====== PROVIDED RECORDS

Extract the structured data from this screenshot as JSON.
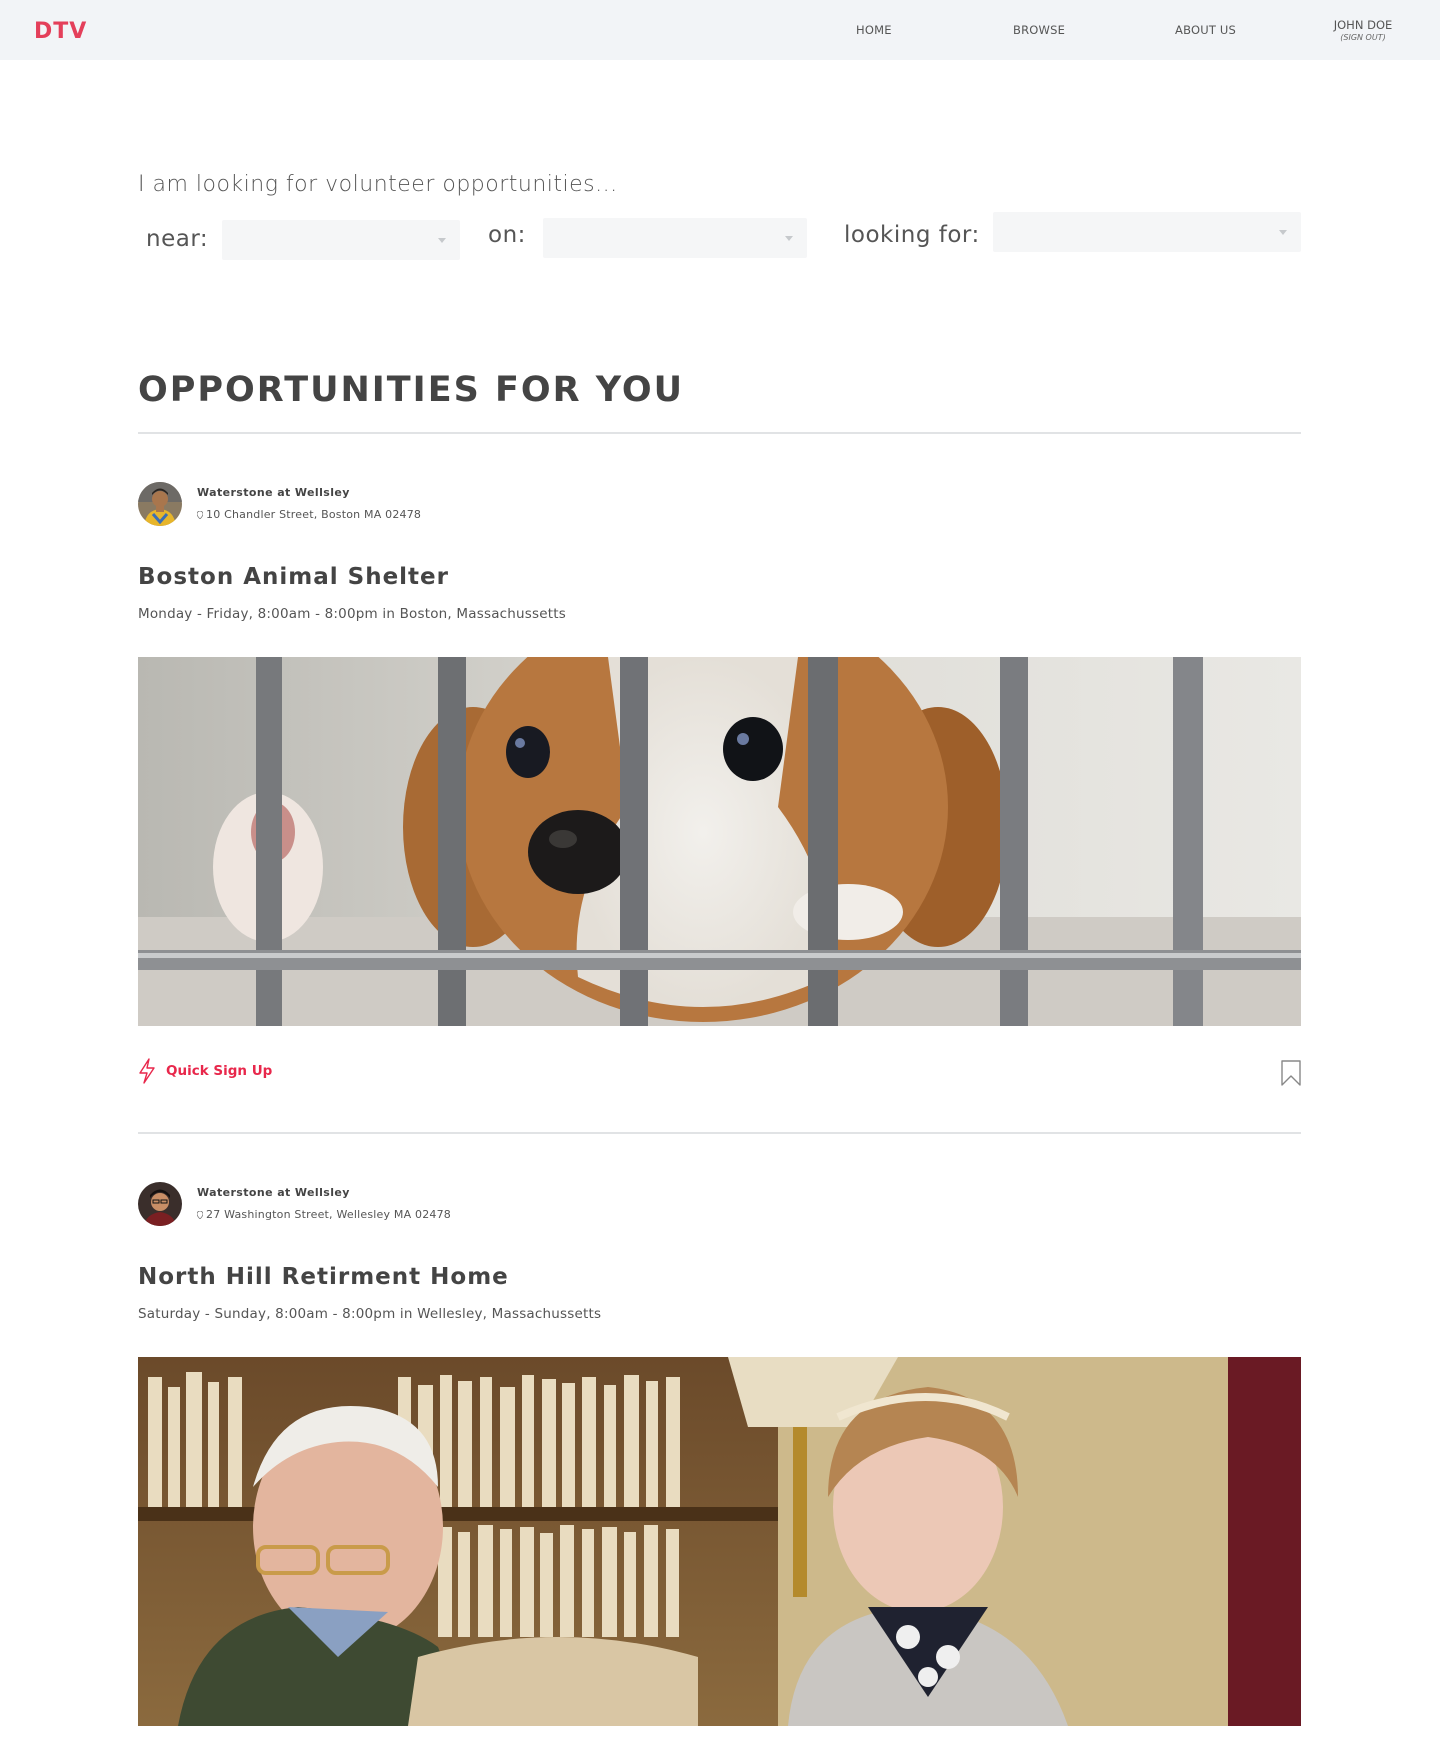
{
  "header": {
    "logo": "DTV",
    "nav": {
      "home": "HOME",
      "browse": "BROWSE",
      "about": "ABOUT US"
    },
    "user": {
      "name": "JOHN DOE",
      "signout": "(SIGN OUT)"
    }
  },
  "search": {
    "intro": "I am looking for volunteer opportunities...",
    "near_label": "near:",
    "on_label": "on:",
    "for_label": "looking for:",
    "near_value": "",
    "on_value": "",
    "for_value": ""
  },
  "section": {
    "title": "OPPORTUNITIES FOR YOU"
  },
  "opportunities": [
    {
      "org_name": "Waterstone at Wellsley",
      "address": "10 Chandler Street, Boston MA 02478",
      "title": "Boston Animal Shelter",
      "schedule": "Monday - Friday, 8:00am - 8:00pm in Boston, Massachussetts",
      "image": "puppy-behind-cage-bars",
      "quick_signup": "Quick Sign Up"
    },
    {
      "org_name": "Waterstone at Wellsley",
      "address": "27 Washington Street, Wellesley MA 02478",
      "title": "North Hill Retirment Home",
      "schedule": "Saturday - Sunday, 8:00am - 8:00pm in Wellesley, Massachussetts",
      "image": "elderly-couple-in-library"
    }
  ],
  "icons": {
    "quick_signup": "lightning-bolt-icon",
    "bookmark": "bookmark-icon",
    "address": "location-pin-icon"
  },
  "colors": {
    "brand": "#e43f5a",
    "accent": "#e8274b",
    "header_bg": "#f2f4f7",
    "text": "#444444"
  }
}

============

Quote the entries above word for word. Leave the images out.

Extract the structured data from this screenshot as JSON.
{
  "header": {
    "logo": "DTV",
    "nav": {
      "home": "HOME",
      "browse": "BROWSE",
      "about": "ABOUT US"
    },
    "user": {
      "name": "JOHN DOE",
      "signout": "(SIGN OUT)"
    }
  },
  "search": {
    "intro": "I am looking for volunteer opportunities...",
    "near_label": "near:",
    "on_label": "on:",
    "for_label": "looking for:",
    "near_value": "",
    "on_value": "",
    "for_value": ""
  },
  "section": {
    "title": "OPPORTUNITIES FOR YOU"
  },
  "opportunities": [
    {
      "org_name": "Waterstone at Wellsley",
      "address": "10 Chandler Street, Boston MA 02478",
      "title": "Boston Animal Shelter",
      "schedule": "Monday - Friday, 8:00am - 8:00pm in Boston, Massachussetts",
      "image": "puppy-behind-cage-bars",
      "quick_signup": "Quick Sign Up"
    },
    {
      "org_name": "Waterstone at Wellsley",
      "address": "27 Washington Street, Wellesley MA 02478",
      "title": "North Hill Retirment Home",
      "schedule": "Saturday - Sunday, 8:00am - 8:00pm in Wellesley, Massachussetts",
      "image": "elderly-couple-in-library"
    }
  ],
  "icons": {
    "quick_signup": "lightning-bolt-icon",
    "bookmark": "bookmark-icon",
    "address": "location-pin-icon"
  },
  "colors": {
    "brand": "#e43f5a",
    "accent": "#e8274b",
    "header_bg": "#f2f4f7",
    "text": "#444444"
  }
}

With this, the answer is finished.